··· The data

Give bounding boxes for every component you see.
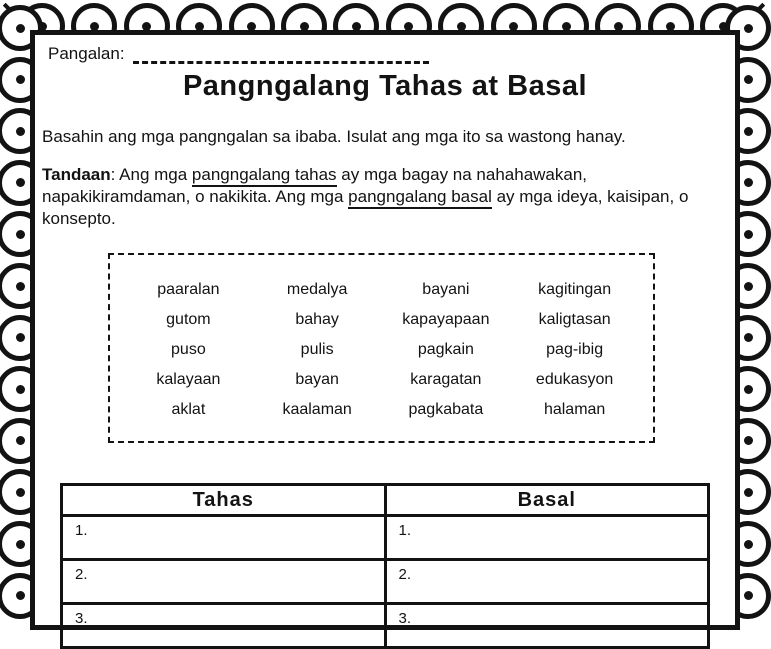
table-header-row: [62, 485, 709, 516]
word-bank-word: kagitingan: [538, 281, 612, 298]
underlined-term-tahas: pangngalang tahas: [192, 165, 337, 187]
column-header-tahas: Tahas: [62, 485, 386, 516]
table-row: [62, 560, 709, 604]
word-bank-word: edukasyon: [535, 371, 614, 388]
word-bank-word: bahay: [295, 311, 339, 328]
answer-table: [60, 483, 710, 649]
column-header-basal: Basal: [385, 485, 709, 516]
word-bank-word: karagatan: [410, 371, 482, 388]
reminder-line-1: Tandaan: Ang mga pangngalang tahas ay mga bagay na nahahawakan,: [42, 164, 688, 186]
answer-cell-basal-2: 2.: [385, 560, 709, 604]
word-bank-word: kaalaman: [282, 401, 352, 418]
word-bank-word: bayani: [422, 281, 470, 298]
word-bank-word: pagkabata: [408, 401, 484, 418]
table-row: [62, 604, 709, 648]
word-bank-word: pag-ibig: [546, 341, 604, 358]
answer-cell-tahas-1: 1.: [62, 516, 386, 560]
page-title: Pangngalang Tahas at Basal: [182, 70, 588, 102]
answer-table-wrap: [60, 483, 710, 649]
reminder-line-2: napakikiramdaman, o nakikita. Ang mga pangngalang basal ay mga ideya, kaisipan, o: [42, 186, 688, 208]
instruction-text: Basahin ang mga pangngalan sa ibaba. Isulat ang mga ito sa wastong hanay.: [42, 127, 626, 146]
answer-cell-tahas-3: 3.: [62, 604, 386, 648]
answer-cell-basal-1: 1.: [385, 516, 709, 560]
word-bank-word: kapayapaan: [402, 311, 490, 328]
reminder-line-3: konsepto.: [42, 209, 116, 228]
answer-cell-basal-3: 3.: [385, 604, 709, 648]
word-bank-word: halaman: [543, 401, 606, 418]
word-bank-word: medalya: [286, 281, 348, 298]
word-bank-word: aklat: [171, 401, 206, 418]
name-label: Pangalan:: [48, 44, 125, 63]
reminder-label: Tandaan: [42, 165, 111, 184]
answer-cell-tahas-2: 2.: [62, 560, 386, 604]
underlined-term-basal: pangngalang basal: [348, 187, 492, 209]
word-bank-word: kaligtasan: [538, 311, 611, 328]
word-bank-word: pagkain: [417, 341, 474, 358]
word-bank-box: [108, 253, 655, 443]
reminder-text: [42, 164, 688, 230]
table-row: [62, 516, 709, 560]
word-bank-word: bayan: [295, 371, 339, 388]
name-blank-line: [133, 44, 429, 64]
word-bank-word: puso: [171, 341, 206, 358]
word-bank-word: paaralan: [157, 281, 220, 298]
word-bank-word: kalayaan: [156, 371, 221, 388]
name-row: [48, 44, 429, 64]
word-bank-word: gutom: [166, 311, 211, 328]
word-bank-word: pulis: [300, 341, 334, 358]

······

= Task requirements =
Reproduce every line of the entry above word for word, but leave out the picture.

= Answer to this task =
Give bounding boxes for every component you see.
table-header-row: [62, 485, 709, 516]
word-bank-word: kagitingan: [538, 281, 612, 298]
underlined-term-tahas: pangngalang tahas: [192, 165, 337, 187]
column-header-tahas: Tahas: [62, 485, 386, 516]
table-row: [62, 560, 709, 604]
word-bank-word: edukasyon: [535, 371, 614, 388]
word-bank-word: bahay: [295, 311, 339, 328]
answer-table: [60, 483, 710, 649]
column-header-basal: Basal: [385, 485, 709, 516]
word-bank-word: karagatan: [410, 371, 482, 388]
reminder-line-1: Tandaan: Ang mga pangngalang tahas ay mga bagay na nahahawakan,: [42, 164, 688, 186]
answer-cell-basal-2: 2.: [385, 560, 709, 604]
word-bank-word: kaalaman: [282, 401, 352, 418]
word-bank-word: bayani: [422, 281, 470, 298]
word-bank-word: pagkabata: [408, 401, 484, 418]
table-row: [62, 604, 709, 648]
word-bank-word: pag-ibig: [546, 341, 604, 358]
answer-cell-tahas-1: 1.: [62, 516, 386, 560]
page-title: Pangngalang Tahas at Basal: [182, 70, 588, 102]
answer-table-wrap: [60, 483, 710, 649]
reminder-line-2: napakikiramdaman, o nakikita. Ang mga pangngalang basal ay mga ideya, kaisipan, o: [42, 186, 688, 208]
instruction-text: Basahin ang mga pangngalan sa ibaba. Isulat ang mga ito sa wastong hanay.: [42, 127, 626, 146]
answer-cell-tahas-3: 3.: [62, 604, 386, 648]
answer-cell-basal-1: 1.: [385, 516, 709, 560]
word-bank-word: kapayapaan: [402, 311, 490, 328]
reminder-line-3: konsepto.: [42, 209, 116, 228]
answer-cell-basal-3: 3.: [385, 604, 709, 648]
word-bank-word: halaman: [543, 401, 606, 418]
word-bank-word: medalya: [286, 281, 348, 298]
word-bank-word: aklat: [171, 401, 206, 418]
name-label: Pangalan:: [48, 44, 125, 63]
reminder-label: Tandaan: [42, 165, 111, 184]
answer-cell-tahas-2: 2.: [62, 560, 386, 604]
underlined-term-basal: pangngalang basal: [348, 187, 492, 209]
word-bank-word: kaligtasan: [538, 311, 611, 328]
word-bank-word: pagkain: [417, 341, 474, 358]
word-bank-box: [108, 253, 655, 443]
reminder-text: [42, 164, 688, 230]
table-row: [62, 516, 709, 560]
word-bank-word: bayan: [295, 371, 339, 388]
name-blank-line: [133, 44, 429, 64]
word-bank-word: puso: [171, 341, 206, 358]
word-bank-word: paaralan: [157, 281, 220, 298]
word-bank-word: kalayaan: [156, 371, 221, 388]
name-row: [48, 44, 429, 64]
word-bank-word: gutom: [166, 311, 211, 328]
word-bank-word: pulis: [300, 341, 334, 358]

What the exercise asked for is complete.